§ Data records
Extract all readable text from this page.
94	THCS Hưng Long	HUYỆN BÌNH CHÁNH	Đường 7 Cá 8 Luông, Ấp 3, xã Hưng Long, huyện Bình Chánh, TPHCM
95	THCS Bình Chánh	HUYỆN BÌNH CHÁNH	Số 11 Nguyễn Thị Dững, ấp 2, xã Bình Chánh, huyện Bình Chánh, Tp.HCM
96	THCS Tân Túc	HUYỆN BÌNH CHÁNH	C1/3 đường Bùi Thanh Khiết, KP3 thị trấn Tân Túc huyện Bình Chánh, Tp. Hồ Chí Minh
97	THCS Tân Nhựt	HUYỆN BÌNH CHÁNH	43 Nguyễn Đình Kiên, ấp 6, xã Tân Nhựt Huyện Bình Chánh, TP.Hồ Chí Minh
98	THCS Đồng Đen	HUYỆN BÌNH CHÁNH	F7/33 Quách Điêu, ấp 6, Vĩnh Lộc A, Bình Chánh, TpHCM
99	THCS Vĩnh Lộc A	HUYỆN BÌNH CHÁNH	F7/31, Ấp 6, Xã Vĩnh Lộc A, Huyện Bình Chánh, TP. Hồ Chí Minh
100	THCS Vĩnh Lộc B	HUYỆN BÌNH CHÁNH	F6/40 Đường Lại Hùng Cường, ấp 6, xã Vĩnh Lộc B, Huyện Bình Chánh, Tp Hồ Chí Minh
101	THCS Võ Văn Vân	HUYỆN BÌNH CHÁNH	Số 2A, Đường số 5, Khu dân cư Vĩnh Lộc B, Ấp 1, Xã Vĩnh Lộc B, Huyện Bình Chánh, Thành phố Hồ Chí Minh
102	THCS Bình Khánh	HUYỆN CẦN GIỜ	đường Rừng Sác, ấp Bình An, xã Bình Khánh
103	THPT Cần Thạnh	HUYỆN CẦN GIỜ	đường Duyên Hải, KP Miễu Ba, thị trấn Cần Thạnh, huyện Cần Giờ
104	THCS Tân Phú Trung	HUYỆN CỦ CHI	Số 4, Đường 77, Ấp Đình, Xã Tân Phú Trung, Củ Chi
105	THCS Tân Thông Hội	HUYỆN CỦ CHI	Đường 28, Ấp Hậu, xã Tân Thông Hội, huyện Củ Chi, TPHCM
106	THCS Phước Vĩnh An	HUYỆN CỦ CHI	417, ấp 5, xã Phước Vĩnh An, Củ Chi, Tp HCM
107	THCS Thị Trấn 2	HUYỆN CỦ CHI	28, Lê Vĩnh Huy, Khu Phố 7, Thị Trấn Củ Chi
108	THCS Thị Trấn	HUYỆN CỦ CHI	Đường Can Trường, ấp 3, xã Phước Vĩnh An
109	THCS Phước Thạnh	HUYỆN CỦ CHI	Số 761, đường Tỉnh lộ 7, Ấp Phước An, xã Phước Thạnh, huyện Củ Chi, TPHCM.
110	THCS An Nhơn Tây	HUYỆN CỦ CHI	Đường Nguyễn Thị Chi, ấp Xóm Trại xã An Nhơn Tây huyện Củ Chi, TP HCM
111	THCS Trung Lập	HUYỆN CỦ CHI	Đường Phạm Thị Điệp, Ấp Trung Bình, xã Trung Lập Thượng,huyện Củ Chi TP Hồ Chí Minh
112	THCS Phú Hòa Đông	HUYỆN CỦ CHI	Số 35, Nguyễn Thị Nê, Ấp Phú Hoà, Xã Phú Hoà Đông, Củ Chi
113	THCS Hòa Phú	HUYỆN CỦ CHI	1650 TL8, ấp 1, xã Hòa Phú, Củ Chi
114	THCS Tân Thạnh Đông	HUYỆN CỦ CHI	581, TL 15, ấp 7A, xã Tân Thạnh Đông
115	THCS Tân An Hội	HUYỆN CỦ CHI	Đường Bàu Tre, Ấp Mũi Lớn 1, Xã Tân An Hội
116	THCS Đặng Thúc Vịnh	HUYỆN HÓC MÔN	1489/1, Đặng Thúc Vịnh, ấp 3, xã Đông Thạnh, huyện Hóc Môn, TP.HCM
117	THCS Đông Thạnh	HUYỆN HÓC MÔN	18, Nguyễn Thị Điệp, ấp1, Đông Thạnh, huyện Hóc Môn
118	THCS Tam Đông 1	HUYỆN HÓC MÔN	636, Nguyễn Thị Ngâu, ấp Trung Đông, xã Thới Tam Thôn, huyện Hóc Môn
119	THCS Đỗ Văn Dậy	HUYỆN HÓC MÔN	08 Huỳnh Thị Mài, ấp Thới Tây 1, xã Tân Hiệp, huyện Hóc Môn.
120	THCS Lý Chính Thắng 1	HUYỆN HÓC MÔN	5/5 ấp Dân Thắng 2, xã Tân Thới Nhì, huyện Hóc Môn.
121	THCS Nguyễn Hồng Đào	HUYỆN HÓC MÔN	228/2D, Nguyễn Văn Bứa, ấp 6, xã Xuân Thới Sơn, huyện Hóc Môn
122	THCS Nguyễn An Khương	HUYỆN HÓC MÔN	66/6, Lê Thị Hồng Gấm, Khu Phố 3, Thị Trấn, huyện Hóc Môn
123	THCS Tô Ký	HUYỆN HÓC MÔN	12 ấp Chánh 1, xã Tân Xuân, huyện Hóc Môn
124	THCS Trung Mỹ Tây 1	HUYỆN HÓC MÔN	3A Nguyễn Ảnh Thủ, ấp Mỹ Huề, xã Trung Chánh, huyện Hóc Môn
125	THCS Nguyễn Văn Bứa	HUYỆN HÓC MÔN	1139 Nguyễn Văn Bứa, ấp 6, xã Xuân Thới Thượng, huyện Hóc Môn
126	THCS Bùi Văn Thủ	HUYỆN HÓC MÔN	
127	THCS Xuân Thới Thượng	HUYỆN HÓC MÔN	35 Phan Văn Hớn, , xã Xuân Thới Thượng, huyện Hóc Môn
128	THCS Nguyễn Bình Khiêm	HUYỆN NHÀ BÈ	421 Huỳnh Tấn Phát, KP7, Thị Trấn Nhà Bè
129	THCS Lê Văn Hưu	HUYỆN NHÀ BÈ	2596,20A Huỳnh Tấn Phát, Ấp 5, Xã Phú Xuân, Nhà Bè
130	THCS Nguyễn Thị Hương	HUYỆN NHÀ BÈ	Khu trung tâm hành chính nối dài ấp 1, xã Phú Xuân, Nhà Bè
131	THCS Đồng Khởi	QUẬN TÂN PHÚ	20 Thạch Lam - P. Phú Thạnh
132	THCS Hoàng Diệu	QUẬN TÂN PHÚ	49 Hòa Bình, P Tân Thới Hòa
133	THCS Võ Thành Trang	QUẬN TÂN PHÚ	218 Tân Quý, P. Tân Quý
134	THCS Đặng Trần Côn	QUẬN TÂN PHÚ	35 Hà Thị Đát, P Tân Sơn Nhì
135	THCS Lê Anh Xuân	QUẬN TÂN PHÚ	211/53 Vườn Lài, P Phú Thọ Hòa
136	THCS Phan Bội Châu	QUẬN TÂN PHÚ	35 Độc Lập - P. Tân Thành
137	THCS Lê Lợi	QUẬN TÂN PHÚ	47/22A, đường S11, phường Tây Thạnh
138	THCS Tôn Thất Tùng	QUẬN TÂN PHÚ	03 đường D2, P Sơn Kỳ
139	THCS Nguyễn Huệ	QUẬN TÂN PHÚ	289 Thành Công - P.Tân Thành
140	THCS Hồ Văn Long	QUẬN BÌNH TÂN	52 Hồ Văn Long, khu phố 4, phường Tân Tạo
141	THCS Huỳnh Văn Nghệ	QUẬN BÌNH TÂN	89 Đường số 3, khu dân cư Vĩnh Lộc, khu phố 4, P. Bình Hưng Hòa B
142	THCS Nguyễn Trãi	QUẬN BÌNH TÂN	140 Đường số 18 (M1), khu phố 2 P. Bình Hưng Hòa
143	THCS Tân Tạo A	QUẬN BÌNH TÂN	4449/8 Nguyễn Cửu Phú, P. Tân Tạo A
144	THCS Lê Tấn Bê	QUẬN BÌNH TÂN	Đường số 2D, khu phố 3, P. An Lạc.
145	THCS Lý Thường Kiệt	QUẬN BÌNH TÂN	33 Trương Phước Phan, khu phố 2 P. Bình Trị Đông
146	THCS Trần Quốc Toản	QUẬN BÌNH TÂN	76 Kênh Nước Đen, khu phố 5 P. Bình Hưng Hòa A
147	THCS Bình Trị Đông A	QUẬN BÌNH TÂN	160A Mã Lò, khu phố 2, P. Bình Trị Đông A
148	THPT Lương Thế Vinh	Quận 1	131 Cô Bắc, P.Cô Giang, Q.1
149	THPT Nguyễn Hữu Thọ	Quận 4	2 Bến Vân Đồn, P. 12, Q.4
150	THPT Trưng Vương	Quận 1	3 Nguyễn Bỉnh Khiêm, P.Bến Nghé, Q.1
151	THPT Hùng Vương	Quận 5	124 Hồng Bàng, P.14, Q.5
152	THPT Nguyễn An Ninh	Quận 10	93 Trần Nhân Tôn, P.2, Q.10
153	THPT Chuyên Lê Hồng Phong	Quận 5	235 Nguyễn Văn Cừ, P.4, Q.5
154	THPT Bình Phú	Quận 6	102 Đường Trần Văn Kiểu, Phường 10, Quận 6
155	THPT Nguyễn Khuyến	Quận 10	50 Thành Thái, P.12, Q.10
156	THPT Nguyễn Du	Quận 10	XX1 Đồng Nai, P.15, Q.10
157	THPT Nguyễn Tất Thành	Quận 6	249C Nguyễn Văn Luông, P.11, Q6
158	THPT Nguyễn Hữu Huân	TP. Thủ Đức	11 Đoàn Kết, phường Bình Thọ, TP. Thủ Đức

§ Set exercise
Of the lines in the listing, how many hold the word "Phước"? Nothing but the number is needed.

§ The completed task
4